_Exercise goal:_
Go through the listing beneath this task and return every line that carries the string "Controller".

_Task inputs:_
/---
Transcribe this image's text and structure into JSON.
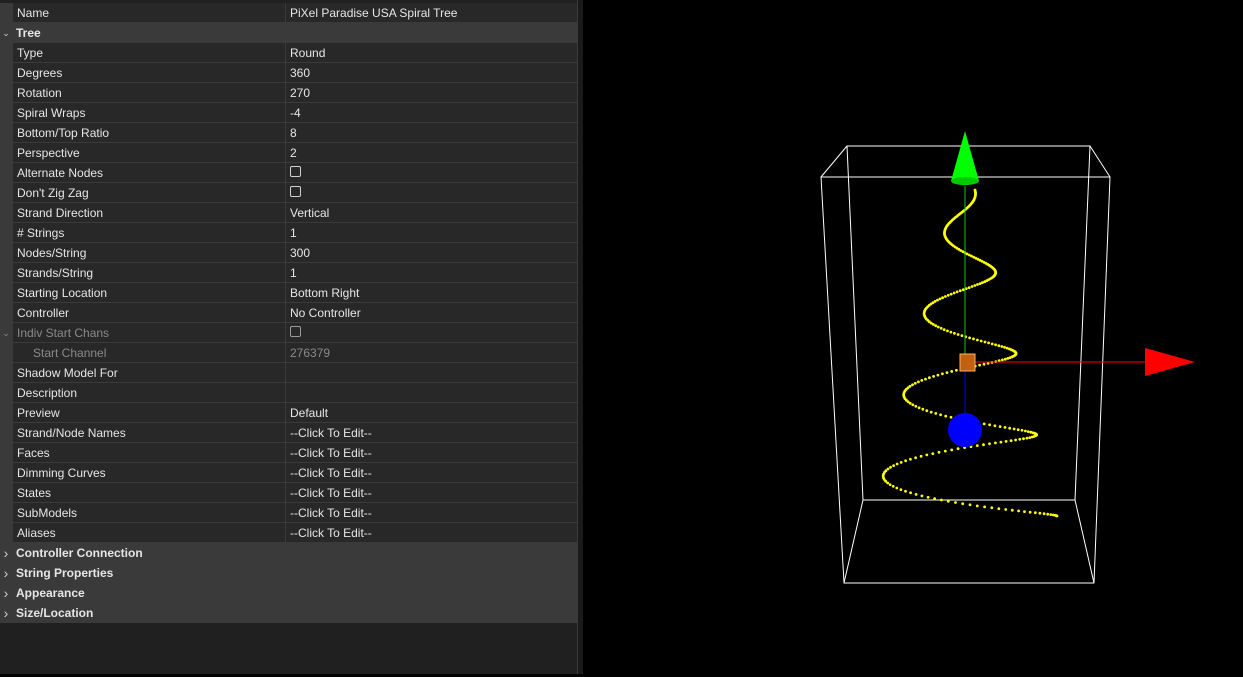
{
  "properties": [
    {
      "kind": "prop",
      "name": "Name",
      "value": "PiXel Paradise USA Spiral Tree"
    },
    {
      "kind": "cat",
      "name": "Tree",
      "expanded": true
    },
    {
      "kind": "prop",
      "name": "Type",
      "value": "Round"
    },
    {
      "kind": "prop",
      "name": "Degrees",
      "value": "360"
    },
    {
      "kind": "prop",
      "name": "Rotation",
      "value": "270"
    },
    {
      "kind": "prop",
      "name": "Spiral Wraps",
      "value": "-4"
    },
    {
      "kind": "prop",
      "name": "Bottom/Top Ratio",
      "value": "8"
    },
    {
      "kind": "prop",
      "name": "Perspective",
      "value": "2"
    },
    {
      "kind": "prop",
      "name": "Alternate Nodes",
      "value": "",
      "checkbox": true,
      "checked": false
    },
    {
      "kind": "prop",
      "name": "Don't Zig Zag",
      "value": "",
      "checkbox": true,
      "checked": false
    },
    {
      "kind": "prop",
      "name": "Strand Direction",
      "value": "Vertical"
    },
    {
      "kind": "prop",
      "name": "# Strings",
      "value": "1"
    },
    {
      "kind": "prop",
      "name": "Nodes/String",
      "value": "300"
    },
    {
      "kind": "prop",
      "name": "Strands/String",
      "value": "1"
    },
    {
      "kind": "prop",
      "name": "Starting Location",
      "value": "Bottom Right"
    },
    {
      "kind": "prop",
      "name": "Controller",
      "value": "No Controller"
    },
    {
      "kind": "prop",
      "name": "Indiv Start Chans",
      "value": "",
      "checkbox": true,
      "checked": false,
      "disabled": true,
      "expander": true
    },
    {
      "kind": "prop",
      "name": "Start Channel",
      "value": "276379",
      "disabled": true,
      "sub": true
    },
    {
      "kind": "prop",
      "name": "Shadow Model For",
      "value": ""
    },
    {
      "kind": "prop",
      "name": "Description",
      "value": ""
    },
    {
      "kind": "prop",
      "name": "Preview",
      "value": "Default"
    },
    {
      "kind": "prop",
      "name": "Strand/Node Names",
      "value": "--Click To Edit--"
    },
    {
      "kind": "prop",
      "name": "Faces",
      "value": "--Click To Edit--"
    },
    {
      "kind": "prop",
      "name": "Dimming Curves",
      "value": "--Click To Edit--"
    },
    {
      "kind": "prop",
      "name": "States",
      "value": "--Click To Edit--"
    },
    {
      "kind": "prop",
      "name": "SubModels",
      "value": "--Click To Edit--"
    },
    {
      "kind": "prop",
      "name": "Aliases",
      "value": "--Click To Edit--"
    },
    {
      "kind": "cat",
      "name": "Controller Connection",
      "expanded": false
    },
    {
      "kind": "cat",
      "name": "String Properties",
      "expanded": false
    },
    {
      "kind": "cat",
      "name": "Appearance",
      "expanded": false
    },
    {
      "kind": "cat",
      "name": "Size/Location",
      "expanded": false
    }
  ],
  "icons": {
    "expanded": "chevron-down-icon",
    "collapsed": "chevron-right-icon",
    "checkbox": "checkbox-icon"
  },
  "viewport": {
    "model": "spiral-tree",
    "nodes": 300,
    "spiral_wraps": -4,
    "colors": {
      "background": "#000000",
      "nodes": "#ffff00",
      "bounding_box": "#ffffff",
      "axis_x": "#ff0000",
      "axis_y": "#00ff00",
      "axis_z": "#0000ff",
      "center_handle": "#c06010"
    }
  }
}
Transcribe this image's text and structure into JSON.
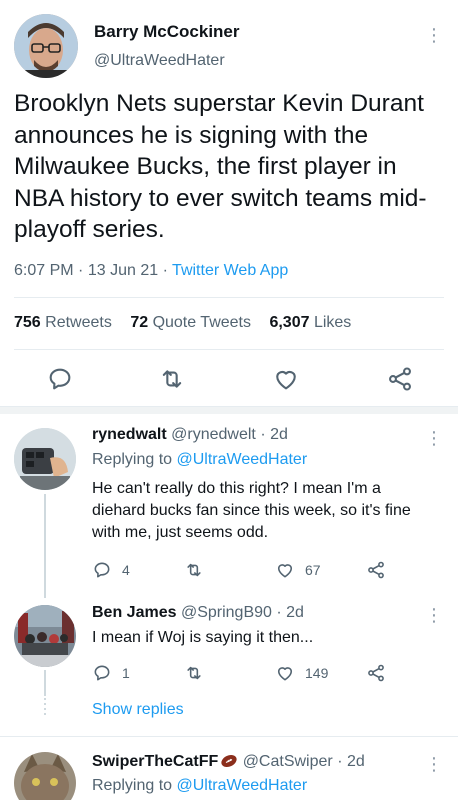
{
  "main_tweet": {
    "author_name": "Barry McCockiner",
    "author_handle": "@UltraWeedHater",
    "text": "Brooklyn Nets superstar Kevin Durant announces he is signing with the Milwaukee Bucks, the first player in NBA history to ever switch teams mid-playoff series.",
    "time": "6:07 PM",
    "date": "13 Jun 21",
    "source": "Twitter Web App",
    "separator": "·",
    "retweets_count": "756",
    "retweets_label": "Retweets",
    "quote_count": "72",
    "quote_label": "Quote Tweets",
    "likes_count": "6,307",
    "likes_label": "Likes"
  },
  "replies": [
    {
      "name": "rynedwalt",
      "handle": "@rynedwelt",
      "age": "2d",
      "replying_label": "Replying to",
      "replying_to": "@UltraWeedHater",
      "text": "He can't really do this right? I mean I'm a diehard bucks fan since this week, so it's fine with me, just seems odd.",
      "reply_count": "4",
      "retweet_count": "",
      "like_count": "67"
    },
    {
      "name": "Ben James",
      "handle": "@SpringB90",
      "age": "2d",
      "text": "I mean if Woj is saying it then...",
      "reply_count": "1",
      "retweet_count": "",
      "like_count": "149"
    },
    {
      "name": "SwiperTheCatFF",
      "handle": "@CatSwiper",
      "age": "2d",
      "replying_label": "Replying to",
      "replying_to": "@UltraWeedHater"
    }
  ],
  "show_replies_label": "Show replies",
  "icons": {
    "reply": "reply-icon",
    "retweet": "retweet-icon",
    "like": "heart-icon",
    "share": "share-icon",
    "more": "more-vertical-icon",
    "football_emoji": "football-emoji-icon"
  },
  "colors": {
    "accent": "#1d9bf0",
    "muted_text": "#536471",
    "divider": "#e6ecf0"
  }
}
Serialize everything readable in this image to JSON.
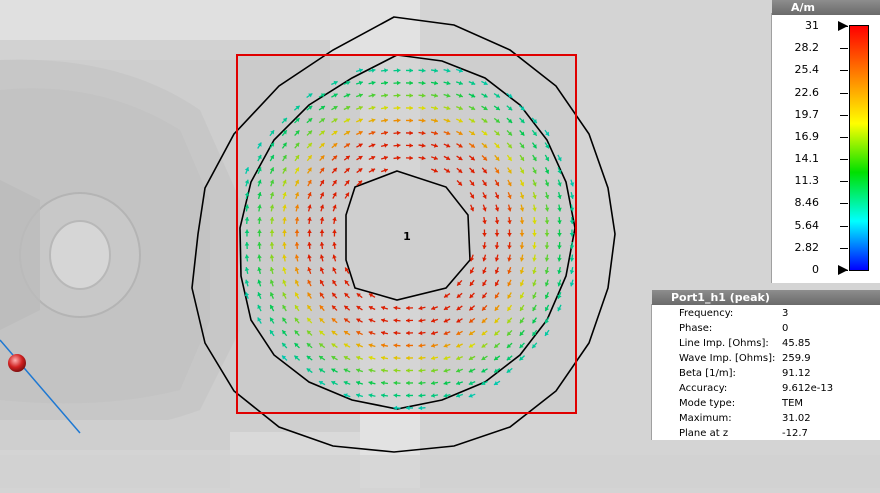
{
  "legend": {
    "unit": "A/m",
    "ticks": [
      "31",
      "28.2",
      "25.4",
      "22.6",
      "19.7",
      "16.9",
      "14.1",
      "11.3",
      "8.46",
      "5.64",
      "2.82",
      "0"
    ],
    "gradient_colors": [
      "#ff0000",
      "#ff8000",
      "#ffff00",
      "#00e000",
      "#00ffff",
      "#0000ff"
    ]
  },
  "info": {
    "title": "Port1_h1 (peak)",
    "rows": [
      {
        "key": "Frequency:",
        "value": "3"
      },
      {
        "key": "Phase:",
        "value": "0"
      },
      {
        "key": "Line Imp. [Ohms]:",
        "value": "45.85"
      },
      {
        "key": "Wave Imp. [Ohms]:",
        "value": "259.9"
      },
      {
        "key": "Beta [1/m]:",
        "value": "91.12"
      },
      {
        "key": "Accuracy:",
        "value": "9.612e-13"
      },
      {
        "key": "Mode type:",
        "value": "TEM"
      },
      {
        "key": "Maximum:",
        "value": "31.02"
      },
      {
        "key": "Plane at z",
        "value": "-12.7"
      }
    ]
  },
  "port": {
    "label": "1"
  },
  "colors": {
    "port_frame": "#e00000",
    "outline": "#000000",
    "axis_line": "#1e78d2",
    "marker": "#d02020"
  }
}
\---
_Output of the exercise:_
      "name": "Controller",
      "value": "No Controller"
      "name": "Controller Connection",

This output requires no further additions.